----- RECORDS FOR PROCESSING
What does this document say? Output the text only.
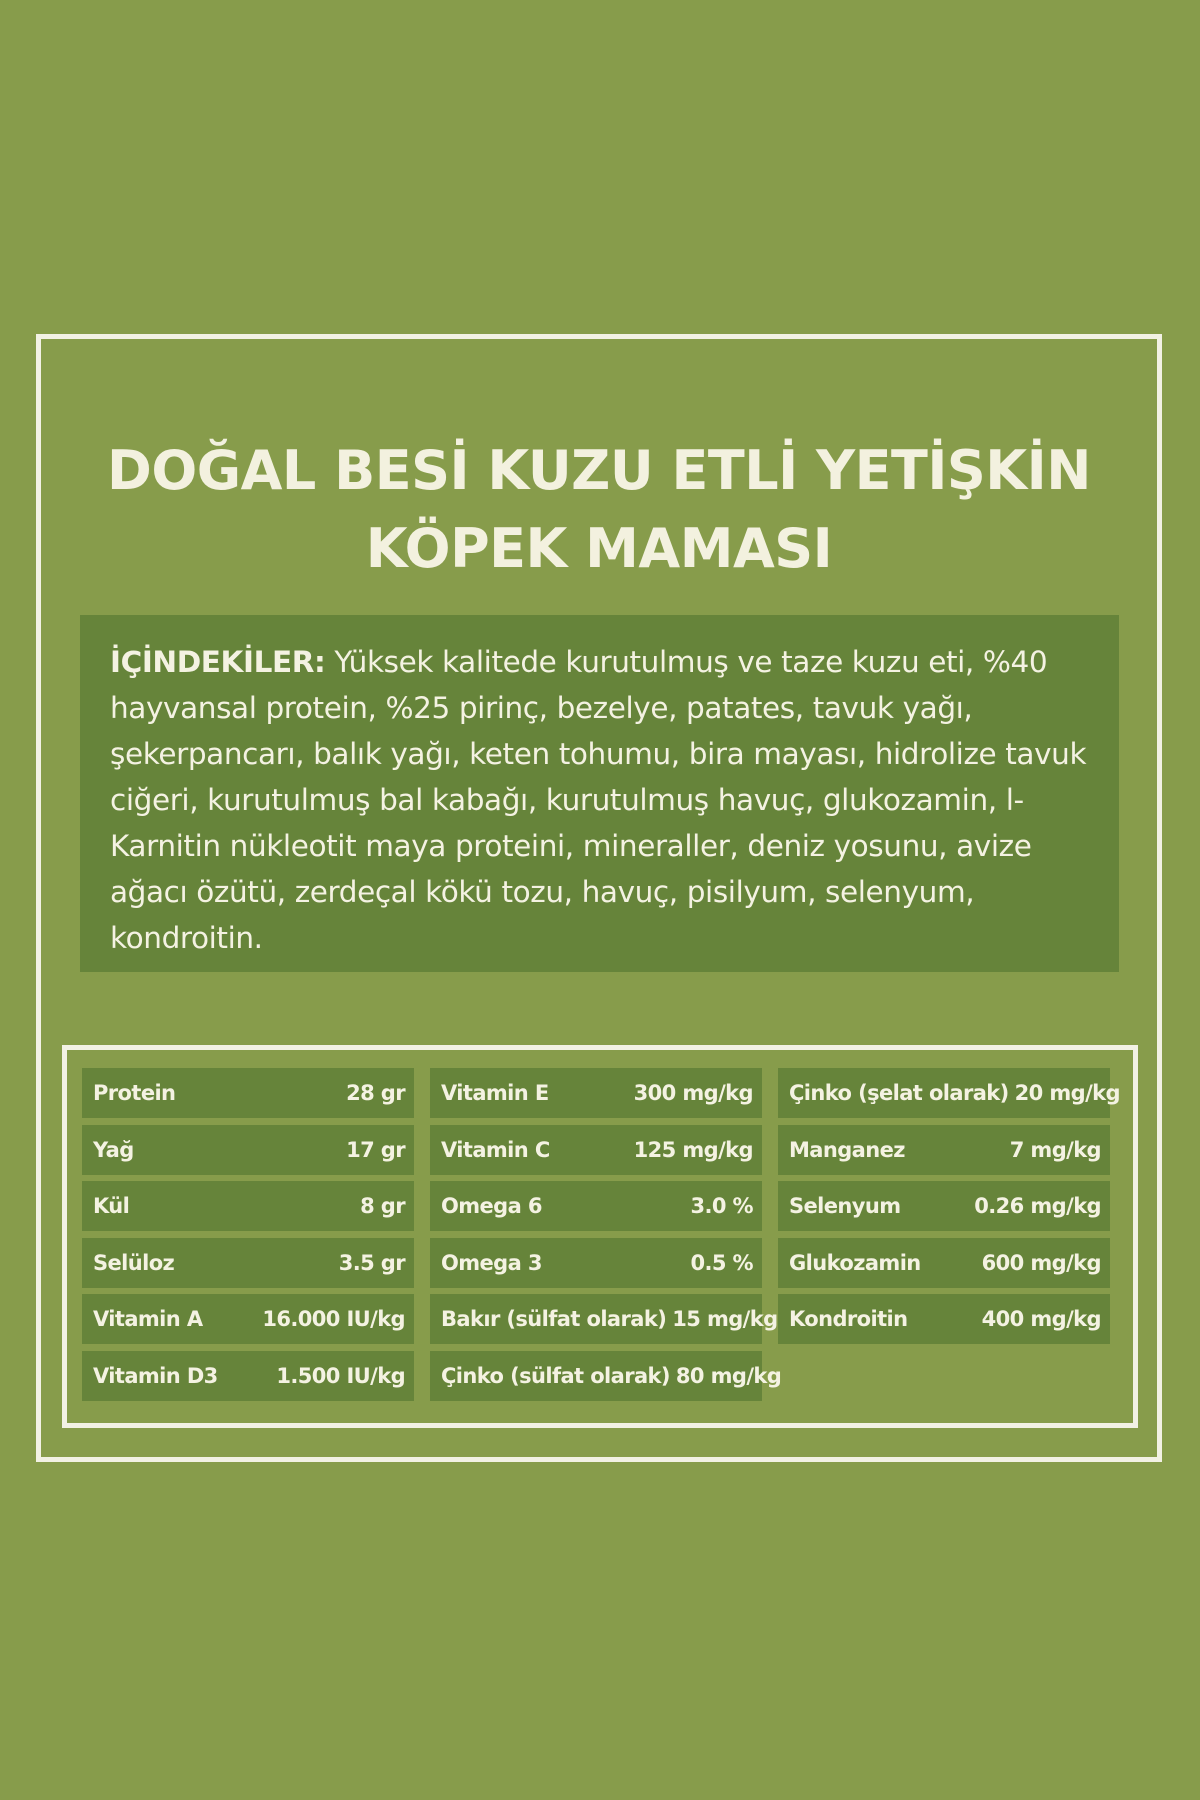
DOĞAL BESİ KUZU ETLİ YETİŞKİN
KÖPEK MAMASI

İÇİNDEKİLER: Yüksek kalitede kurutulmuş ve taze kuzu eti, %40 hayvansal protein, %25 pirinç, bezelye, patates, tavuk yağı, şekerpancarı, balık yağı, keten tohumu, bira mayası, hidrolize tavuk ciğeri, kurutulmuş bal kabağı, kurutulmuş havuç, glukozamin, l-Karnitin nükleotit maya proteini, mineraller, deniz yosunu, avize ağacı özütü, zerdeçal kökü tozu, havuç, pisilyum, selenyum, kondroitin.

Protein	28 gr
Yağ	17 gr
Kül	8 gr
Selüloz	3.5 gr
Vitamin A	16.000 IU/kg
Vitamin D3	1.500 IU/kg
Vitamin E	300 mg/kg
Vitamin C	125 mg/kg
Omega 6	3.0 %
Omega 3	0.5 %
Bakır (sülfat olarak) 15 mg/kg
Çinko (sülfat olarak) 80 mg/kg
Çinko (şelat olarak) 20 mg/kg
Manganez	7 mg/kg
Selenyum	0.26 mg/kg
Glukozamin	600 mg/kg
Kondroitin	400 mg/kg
----------
> _PROBLEM TO WORK ON_
Go through the entries and retype them exactly, except for the images.

> _EXERCISE OUTPUT_
What does this document say? Output the text only.
DOĞAL BESİ KUZU ETLİ YETİŞKİN
KÖPEK MAMASI

İÇİNDEKİLER: Yüksek kalitede kurutulmuş ve taze kuzu eti, %40 hayvansal protein, %25 pirinç, bezelye, patates, tavuk yağı, şekerpancarı, balık yağı, keten tohumu, bira mayası, hidrolize tavuk ciğeri, kurutulmuş bal kabağı, kurutulmuş havuç, glukozamin, l-Karnitin nükleotit maya proteini, mineraller, deniz yosunu, avize ağacı özütü, zerdeçal kökü tozu, havuç, pisilyum, selenyum, kondroitin.

Protein	28 gr
Yağ	17 gr
Kül	8 gr
Selüloz	3.5 gr
Vitamin A	16.000 IU/kg
Vitamin D3	1.500 IU/kg
Vitamin E	300 mg/kg
Vitamin C	125 mg/kg
Omega 6	3.0 %
Omega 3	0.5 %
Bakır (sülfat olarak) 15 mg/kg
Çinko (sülfat olarak) 80 mg/kg
Çinko (şelat olarak) 20 mg/kg
Manganez	7 mg/kg
Selenyum	0.26 mg/kg
Glukozamin	600 mg/kg
Kondroitin	400 mg/kg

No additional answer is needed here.